YOUR OBJECTIVE =>
Take each line that has the word "icon" and return it.

── TASK MATERIAL

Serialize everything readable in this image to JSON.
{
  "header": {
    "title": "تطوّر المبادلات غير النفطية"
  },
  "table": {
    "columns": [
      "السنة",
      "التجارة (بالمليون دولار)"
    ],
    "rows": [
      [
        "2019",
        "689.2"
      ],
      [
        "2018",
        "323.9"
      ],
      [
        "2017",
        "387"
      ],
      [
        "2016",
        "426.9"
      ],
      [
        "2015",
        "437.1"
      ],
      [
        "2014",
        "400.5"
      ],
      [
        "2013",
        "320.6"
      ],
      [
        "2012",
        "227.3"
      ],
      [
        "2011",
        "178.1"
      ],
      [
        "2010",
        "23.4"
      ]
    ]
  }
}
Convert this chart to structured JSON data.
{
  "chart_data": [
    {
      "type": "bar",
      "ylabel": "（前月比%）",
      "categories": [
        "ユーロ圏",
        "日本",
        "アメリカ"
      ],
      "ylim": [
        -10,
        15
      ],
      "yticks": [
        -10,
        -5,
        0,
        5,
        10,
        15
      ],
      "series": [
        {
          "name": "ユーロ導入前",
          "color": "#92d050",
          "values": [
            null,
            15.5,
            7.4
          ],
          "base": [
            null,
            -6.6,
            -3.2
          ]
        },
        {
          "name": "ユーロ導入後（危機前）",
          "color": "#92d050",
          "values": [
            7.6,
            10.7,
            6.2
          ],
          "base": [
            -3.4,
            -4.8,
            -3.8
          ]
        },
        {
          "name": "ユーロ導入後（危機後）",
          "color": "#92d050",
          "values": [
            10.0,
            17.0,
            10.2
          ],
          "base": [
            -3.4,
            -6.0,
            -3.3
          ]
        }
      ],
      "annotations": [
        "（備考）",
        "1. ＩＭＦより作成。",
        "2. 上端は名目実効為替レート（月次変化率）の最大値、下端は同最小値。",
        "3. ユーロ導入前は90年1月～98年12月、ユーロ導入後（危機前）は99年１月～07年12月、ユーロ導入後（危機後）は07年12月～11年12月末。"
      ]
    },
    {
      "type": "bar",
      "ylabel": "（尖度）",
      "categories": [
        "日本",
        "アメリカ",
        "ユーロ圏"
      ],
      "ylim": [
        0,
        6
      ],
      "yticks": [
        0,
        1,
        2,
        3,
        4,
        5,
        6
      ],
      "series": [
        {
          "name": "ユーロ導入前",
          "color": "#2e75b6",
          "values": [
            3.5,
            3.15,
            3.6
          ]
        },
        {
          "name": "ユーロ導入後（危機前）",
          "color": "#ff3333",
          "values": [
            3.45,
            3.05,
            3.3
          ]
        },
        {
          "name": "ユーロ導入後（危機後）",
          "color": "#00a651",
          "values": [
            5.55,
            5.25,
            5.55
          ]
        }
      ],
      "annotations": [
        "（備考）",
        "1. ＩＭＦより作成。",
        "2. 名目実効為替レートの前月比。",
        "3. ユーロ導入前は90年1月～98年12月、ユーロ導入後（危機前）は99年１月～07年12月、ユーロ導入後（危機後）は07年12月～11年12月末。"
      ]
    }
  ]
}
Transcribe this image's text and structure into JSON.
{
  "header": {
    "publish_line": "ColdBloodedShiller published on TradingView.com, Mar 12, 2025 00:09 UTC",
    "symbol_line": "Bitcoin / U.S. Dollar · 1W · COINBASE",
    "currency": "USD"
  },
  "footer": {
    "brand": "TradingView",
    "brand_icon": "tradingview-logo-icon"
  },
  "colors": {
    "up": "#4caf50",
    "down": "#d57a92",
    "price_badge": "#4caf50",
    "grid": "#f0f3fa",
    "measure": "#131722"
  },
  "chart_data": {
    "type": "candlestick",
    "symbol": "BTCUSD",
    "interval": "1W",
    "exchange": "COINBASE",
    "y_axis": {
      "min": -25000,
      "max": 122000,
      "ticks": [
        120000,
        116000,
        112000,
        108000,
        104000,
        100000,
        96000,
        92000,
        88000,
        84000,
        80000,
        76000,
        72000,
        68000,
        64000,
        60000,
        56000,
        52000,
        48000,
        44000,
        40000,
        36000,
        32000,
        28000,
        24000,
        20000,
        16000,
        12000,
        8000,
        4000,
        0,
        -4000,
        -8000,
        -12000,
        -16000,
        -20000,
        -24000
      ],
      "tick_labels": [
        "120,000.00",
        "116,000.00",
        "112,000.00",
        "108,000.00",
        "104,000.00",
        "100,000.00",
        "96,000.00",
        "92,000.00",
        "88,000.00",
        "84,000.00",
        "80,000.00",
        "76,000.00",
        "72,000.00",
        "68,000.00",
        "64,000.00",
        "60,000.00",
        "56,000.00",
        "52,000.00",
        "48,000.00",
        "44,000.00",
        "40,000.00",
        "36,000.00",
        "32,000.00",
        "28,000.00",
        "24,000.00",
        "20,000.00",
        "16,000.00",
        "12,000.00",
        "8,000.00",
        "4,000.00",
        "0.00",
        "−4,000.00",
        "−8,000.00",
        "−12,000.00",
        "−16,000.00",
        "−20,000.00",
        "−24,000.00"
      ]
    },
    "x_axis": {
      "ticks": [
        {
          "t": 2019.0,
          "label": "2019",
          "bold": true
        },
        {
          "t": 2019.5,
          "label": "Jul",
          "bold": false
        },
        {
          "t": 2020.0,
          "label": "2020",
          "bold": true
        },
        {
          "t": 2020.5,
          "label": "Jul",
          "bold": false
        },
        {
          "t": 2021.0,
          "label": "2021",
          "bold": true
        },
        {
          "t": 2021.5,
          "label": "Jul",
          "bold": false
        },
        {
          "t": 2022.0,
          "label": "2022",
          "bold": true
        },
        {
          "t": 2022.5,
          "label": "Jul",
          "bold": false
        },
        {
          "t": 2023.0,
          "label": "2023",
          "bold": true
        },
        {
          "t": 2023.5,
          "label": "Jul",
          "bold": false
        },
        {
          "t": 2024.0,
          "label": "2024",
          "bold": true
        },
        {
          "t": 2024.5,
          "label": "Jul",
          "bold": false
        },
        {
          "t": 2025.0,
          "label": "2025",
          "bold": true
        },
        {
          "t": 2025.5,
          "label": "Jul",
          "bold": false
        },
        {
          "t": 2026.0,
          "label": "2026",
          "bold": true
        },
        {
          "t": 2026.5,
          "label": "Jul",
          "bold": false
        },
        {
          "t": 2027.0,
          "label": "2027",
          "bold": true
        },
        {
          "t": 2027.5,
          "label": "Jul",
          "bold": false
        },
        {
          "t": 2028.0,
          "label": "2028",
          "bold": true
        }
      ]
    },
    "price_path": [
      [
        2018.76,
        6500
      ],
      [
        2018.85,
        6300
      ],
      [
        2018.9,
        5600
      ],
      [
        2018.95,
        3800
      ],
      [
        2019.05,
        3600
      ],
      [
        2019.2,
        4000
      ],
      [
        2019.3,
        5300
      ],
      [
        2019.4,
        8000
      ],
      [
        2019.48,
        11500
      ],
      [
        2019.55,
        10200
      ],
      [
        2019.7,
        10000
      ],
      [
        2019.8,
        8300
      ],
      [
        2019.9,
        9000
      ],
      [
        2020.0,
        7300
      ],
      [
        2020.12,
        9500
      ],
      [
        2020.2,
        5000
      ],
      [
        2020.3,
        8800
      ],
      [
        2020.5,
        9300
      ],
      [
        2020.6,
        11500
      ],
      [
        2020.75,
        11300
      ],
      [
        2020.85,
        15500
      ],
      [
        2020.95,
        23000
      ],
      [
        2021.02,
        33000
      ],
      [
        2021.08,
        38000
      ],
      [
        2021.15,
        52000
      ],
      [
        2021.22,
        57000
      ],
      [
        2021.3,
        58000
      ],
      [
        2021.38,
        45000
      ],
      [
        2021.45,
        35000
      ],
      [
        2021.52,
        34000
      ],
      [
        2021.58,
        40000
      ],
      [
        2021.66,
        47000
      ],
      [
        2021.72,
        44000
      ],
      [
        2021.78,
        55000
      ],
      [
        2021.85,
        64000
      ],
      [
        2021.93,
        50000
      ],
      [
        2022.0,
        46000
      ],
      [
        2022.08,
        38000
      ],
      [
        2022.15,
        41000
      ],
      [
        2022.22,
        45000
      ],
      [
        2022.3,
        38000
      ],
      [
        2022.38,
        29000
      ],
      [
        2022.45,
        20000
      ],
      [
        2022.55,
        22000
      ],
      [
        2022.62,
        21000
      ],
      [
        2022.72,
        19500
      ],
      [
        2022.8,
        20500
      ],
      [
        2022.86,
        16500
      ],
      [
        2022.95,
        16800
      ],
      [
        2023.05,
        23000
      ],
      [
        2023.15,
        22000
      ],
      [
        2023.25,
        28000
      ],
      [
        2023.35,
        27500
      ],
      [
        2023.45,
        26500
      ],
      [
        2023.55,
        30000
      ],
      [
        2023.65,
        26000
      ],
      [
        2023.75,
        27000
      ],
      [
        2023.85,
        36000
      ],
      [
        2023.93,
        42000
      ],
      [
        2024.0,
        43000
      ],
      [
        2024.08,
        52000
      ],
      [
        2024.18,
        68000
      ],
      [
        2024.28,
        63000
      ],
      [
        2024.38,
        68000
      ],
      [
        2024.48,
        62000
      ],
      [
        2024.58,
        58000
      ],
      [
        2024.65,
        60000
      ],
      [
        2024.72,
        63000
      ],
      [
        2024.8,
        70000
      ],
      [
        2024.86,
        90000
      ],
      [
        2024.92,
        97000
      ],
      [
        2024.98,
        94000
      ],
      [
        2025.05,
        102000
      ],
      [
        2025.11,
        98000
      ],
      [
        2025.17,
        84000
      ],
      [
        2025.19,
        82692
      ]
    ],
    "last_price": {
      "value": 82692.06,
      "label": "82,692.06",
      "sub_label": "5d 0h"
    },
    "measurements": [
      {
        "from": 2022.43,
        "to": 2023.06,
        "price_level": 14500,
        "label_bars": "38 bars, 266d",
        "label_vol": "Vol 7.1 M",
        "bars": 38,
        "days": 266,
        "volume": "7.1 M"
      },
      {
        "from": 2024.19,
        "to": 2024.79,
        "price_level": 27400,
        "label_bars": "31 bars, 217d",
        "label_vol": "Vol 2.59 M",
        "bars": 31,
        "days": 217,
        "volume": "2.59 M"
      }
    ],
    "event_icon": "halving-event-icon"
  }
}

────

WORKED SOLUTION =>
    "brand_icon": "tradingview-logo-icon"
    "event_icon": "halving-event-icon"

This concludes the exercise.